What the task requires: Revise the records so that every "pixel coordinates" reads "pixel positions", changing nothing else, and leave the pictures out of your answer.

Data lines:
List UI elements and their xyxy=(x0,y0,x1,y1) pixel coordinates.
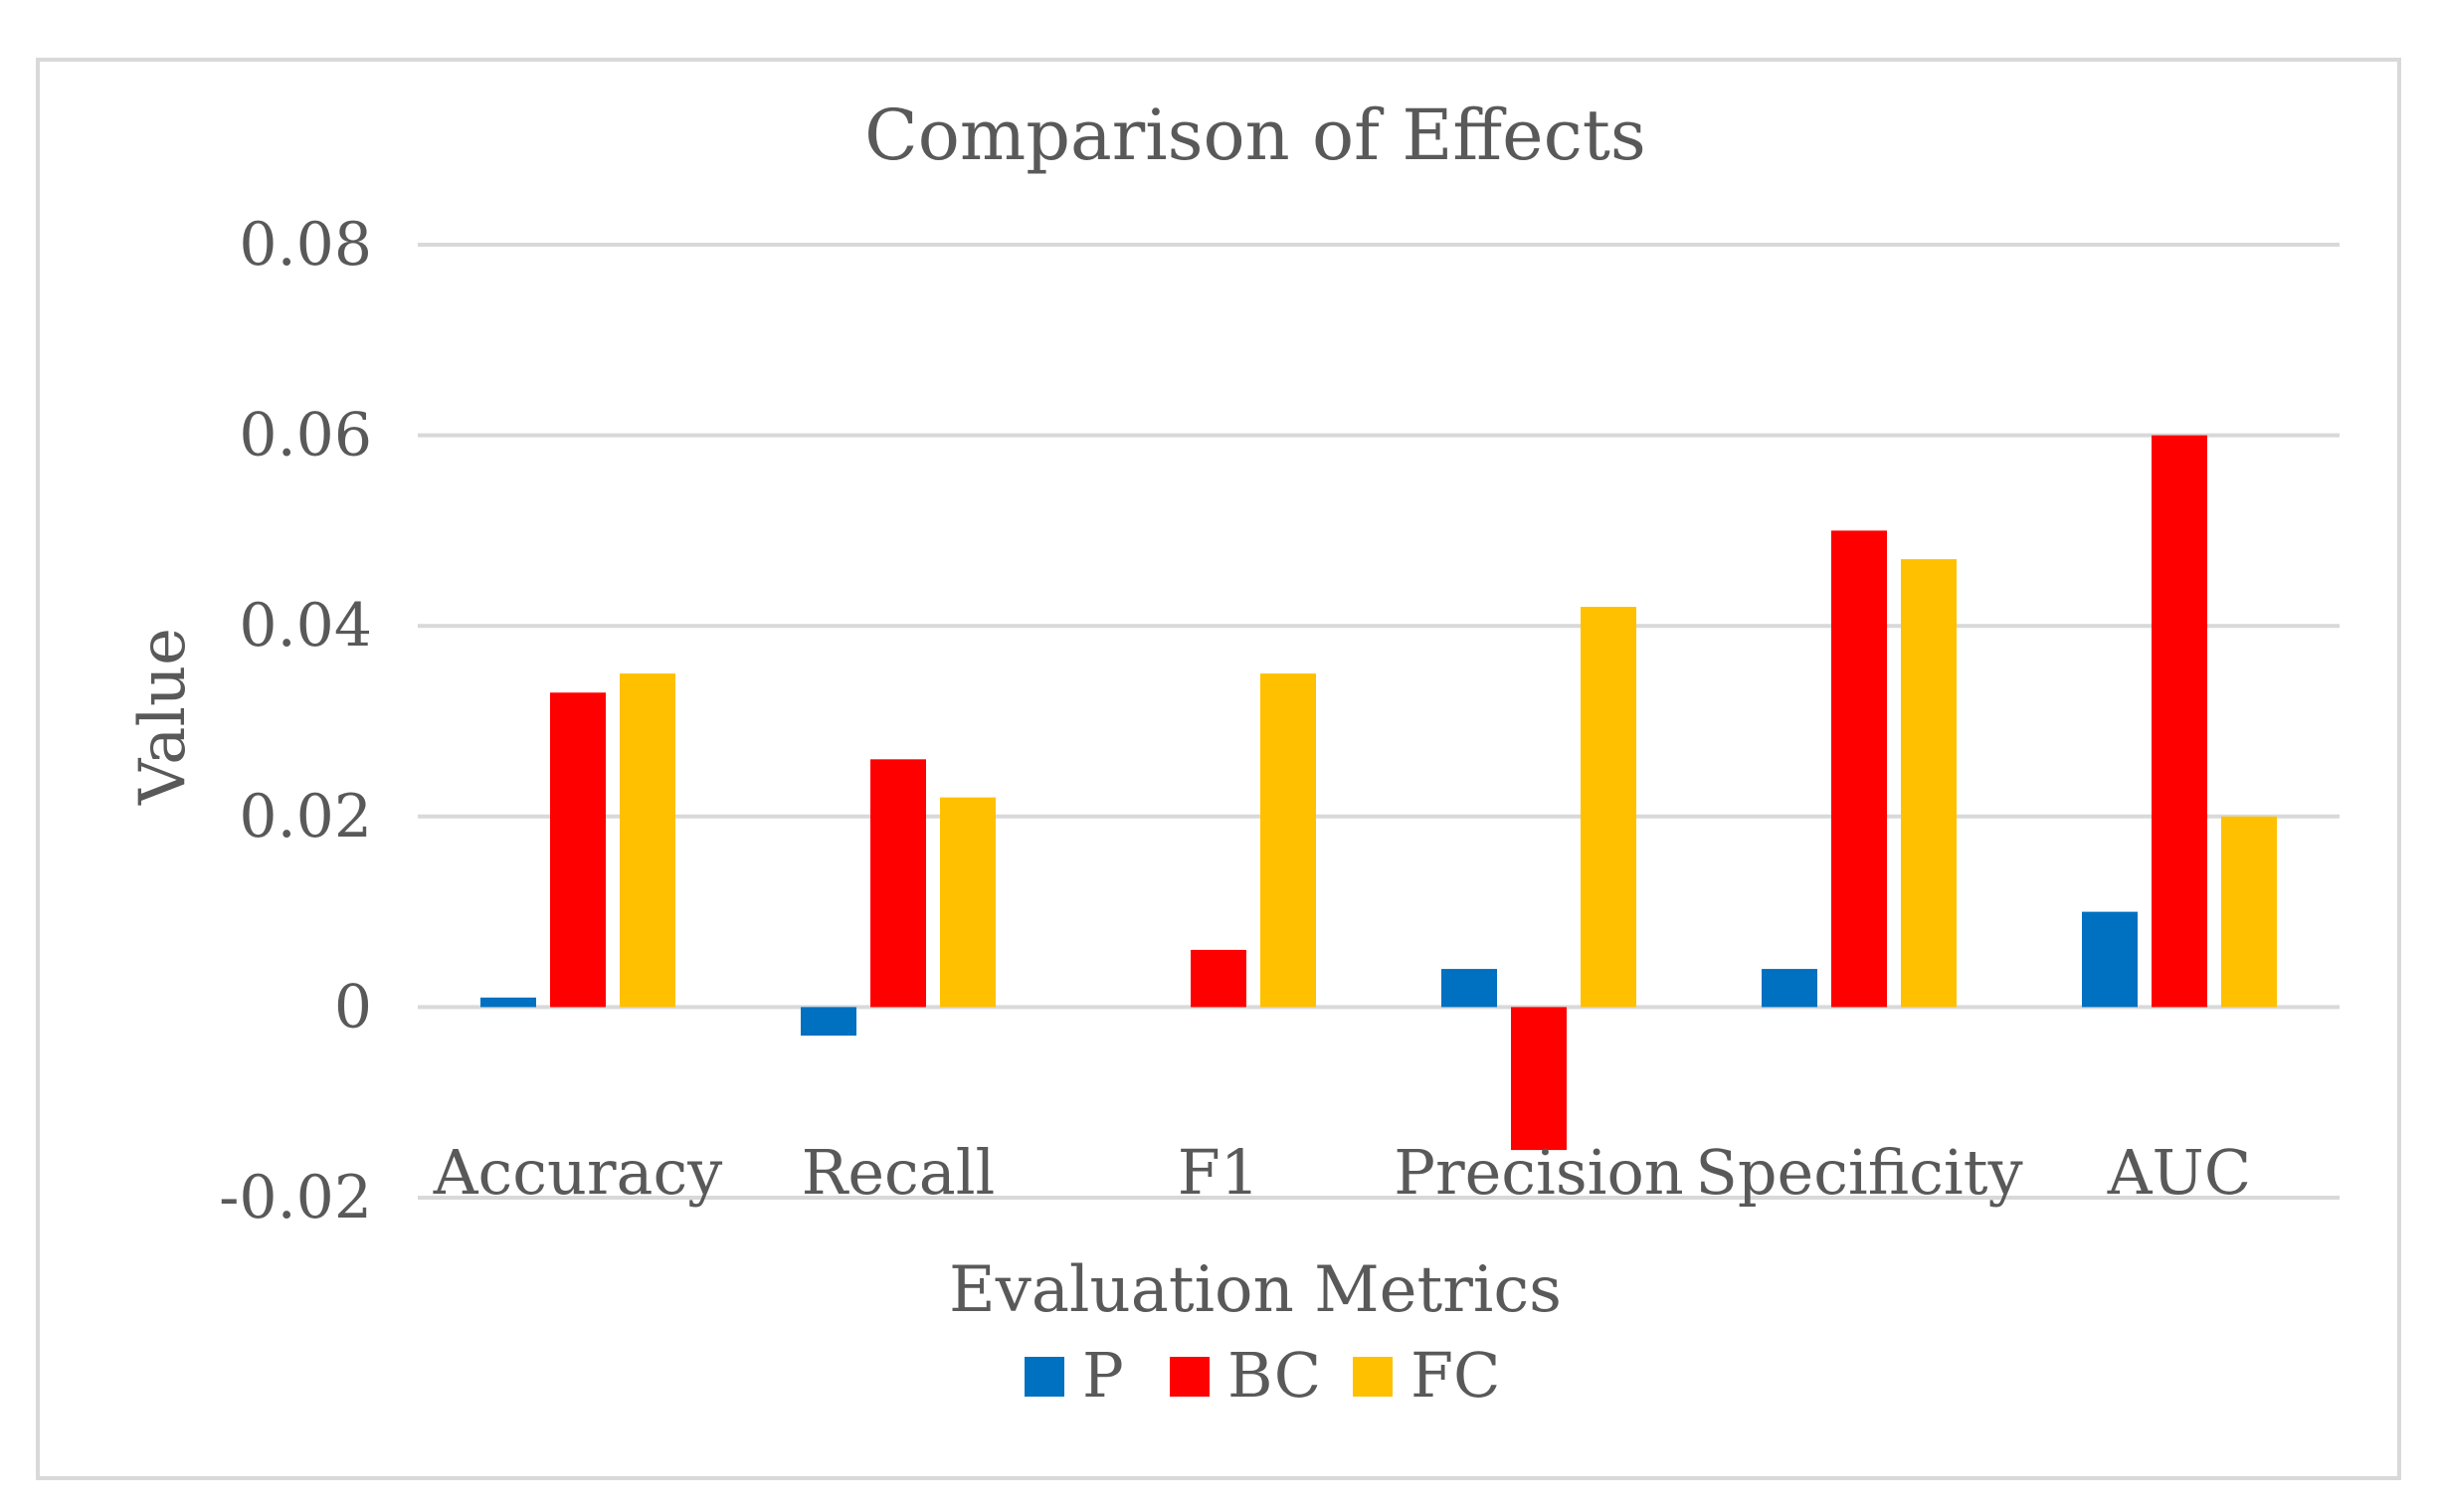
bar-fc-auc xyxy=(2221,816,2277,1008)
bar-fc-recall xyxy=(940,797,996,1008)
x-tick-label: Accuracy xyxy=(433,1136,723,1209)
bar-p-recall xyxy=(801,1007,856,1037)
x-tick-label: F1 xyxy=(1178,1136,1259,1209)
bar-p-auc xyxy=(2082,911,2138,1008)
bar-bc-accuracy xyxy=(550,692,606,1008)
x-tick-label: AUC xyxy=(2107,1136,2251,1209)
legend: P BC FC xyxy=(1025,1339,1500,1412)
bar-fc-precision xyxy=(1581,607,1636,1008)
y-tick-label: 0.04 xyxy=(239,591,372,661)
bar-fc-accuracy xyxy=(620,673,675,1008)
x-tick-label: Recall xyxy=(802,1136,996,1209)
y-tick-label: 0.02 xyxy=(239,782,372,851)
bar-p-specificity xyxy=(1762,969,1817,1008)
bar-bc-recall xyxy=(870,759,926,1008)
x-axis-title: Evaluation Metrics xyxy=(949,1253,1562,1327)
bars xyxy=(480,435,2277,1151)
gridlines xyxy=(418,243,2340,1200)
legend-label-fc: FC xyxy=(1410,1339,1500,1412)
x-tick-label: Specificity xyxy=(1695,1136,2022,1209)
x-axis-tick-labels: Accuracy Recall F1 Precision Specificity AUC xyxy=(433,1136,2251,1209)
x-tick-label: Precision xyxy=(1394,1136,1684,1209)
legend-label-p: P xyxy=(1082,1339,1124,1412)
y-tick-label: 0.06 xyxy=(239,401,372,471)
bar-fc-specificity xyxy=(1901,559,1957,1008)
bar-p-precision xyxy=(1441,969,1497,1008)
y-axis-title: Value xyxy=(126,628,200,806)
bar-p-accuracy xyxy=(480,997,536,1008)
bar-bc-specificity xyxy=(1831,530,1887,1008)
legend-swatch-bc xyxy=(1170,1357,1210,1397)
bar-fc-f1 xyxy=(1260,673,1316,1008)
chart-frame xyxy=(36,58,2401,1480)
bar-bc-f1 xyxy=(1191,949,1246,1008)
y-tick-label: -0.02 xyxy=(219,1163,372,1232)
bar-bc-auc xyxy=(2152,435,2207,1008)
chart-title: Comparison of Effects xyxy=(864,94,1646,176)
legend-label-bc: BC xyxy=(1227,1339,1321,1412)
legend-swatch-p xyxy=(1025,1357,1064,1397)
y-tick-label: 0.08 xyxy=(239,210,372,280)
y-tick-label: 0 xyxy=(334,972,372,1041)
legend-swatch-fc xyxy=(1353,1357,1393,1397)
bar-bc-precision xyxy=(1511,1007,1567,1151)
y-axis-tick-labels: -0.02 0 0.02 0.04 0.06 0.08 xyxy=(219,210,372,1232)
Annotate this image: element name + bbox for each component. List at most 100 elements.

Answer to this exercise:
List UI elements and their xyxy=(x0,y0,x1,y1) pixel positions.
bar-fc-auc xyxy=(2221,816,2277,1008)
bar-fc-recall xyxy=(940,797,996,1008)
x-tick-label: Accuracy xyxy=(433,1136,723,1209)
bar-p-recall xyxy=(801,1007,856,1037)
x-tick-label: F1 xyxy=(1178,1136,1259,1209)
bar-p-auc xyxy=(2082,911,2138,1008)
bar-bc-accuracy xyxy=(550,692,606,1008)
x-tick-label: AUC xyxy=(2107,1136,2251,1209)
legend: P BC FC xyxy=(1025,1339,1500,1412)
bar-fc-precision xyxy=(1581,607,1636,1008)
y-tick-label: 0.04 xyxy=(239,591,372,661)
bar-fc-accuracy xyxy=(620,673,675,1008)
x-tick-label: Recall xyxy=(802,1136,996,1209)
y-tick-label: 0.02 xyxy=(239,782,372,851)
bar-p-specificity xyxy=(1762,969,1817,1008)
bar-bc-recall xyxy=(870,759,926,1008)
x-axis-title: Evaluation Metrics xyxy=(949,1253,1562,1327)
bars xyxy=(480,435,2277,1151)
gridlines xyxy=(418,243,2340,1200)
legend-label-fc: FC xyxy=(1410,1339,1500,1412)
x-tick-label: Specificity xyxy=(1695,1136,2022,1209)
x-axis-tick-labels: Accuracy Recall F1 Precision Specificity AUC xyxy=(433,1136,2251,1209)
x-tick-label: Precision xyxy=(1394,1136,1684,1209)
legend-label-p: P xyxy=(1082,1339,1124,1412)
y-tick-label: 0.06 xyxy=(239,401,372,471)
bar-fc-specificity xyxy=(1901,559,1957,1008)
bar-p-precision xyxy=(1441,969,1497,1008)
y-axis-title: Value xyxy=(126,628,200,806)
bar-p-accuracy xyxy=(480,997,536,1008)
bar-bc-specificity xyxy=(1831,530,1887,1008)
legend-swatch-bc xyxy=(1170,1357,1210,1397)
bar-fc-f1 xyxy=(1260,673,1316,1008)
chart-frame xyxy=(36,58,2401,1480)
bar-bc-f1 xyxy=(1191,949,1246,1008)
y-tick-label: -0.02 xyxy=(219,1163,372,1232)
bar-bc-auc xyxy=(2152,435,2207,1008)
chart-title: Comparison of Effects xyxy=(864,94,1646,176)
legend-label-bc: BC xyxy=(1227,1339,1321,1412)
legend-swatch-p xyxy=(1025,1357,1064,1397)
y-tick-label: 0.08 xyxy=(239,210,372,280)
y-tick-label: 0 xyxy=(334,972,372,1041)
legend-swatch-fc xyxy=(1353,1357,1393,1397)
bar-bc-precision xyxy=(1511,1007,1567,1151)
y-axis-tick-labels: -0.02 0 0.02 0.04 0.06 0.08 xyxy=(219,210,372,1232)
Annotate this image: element name + bbox for each component. List at most 100 elements.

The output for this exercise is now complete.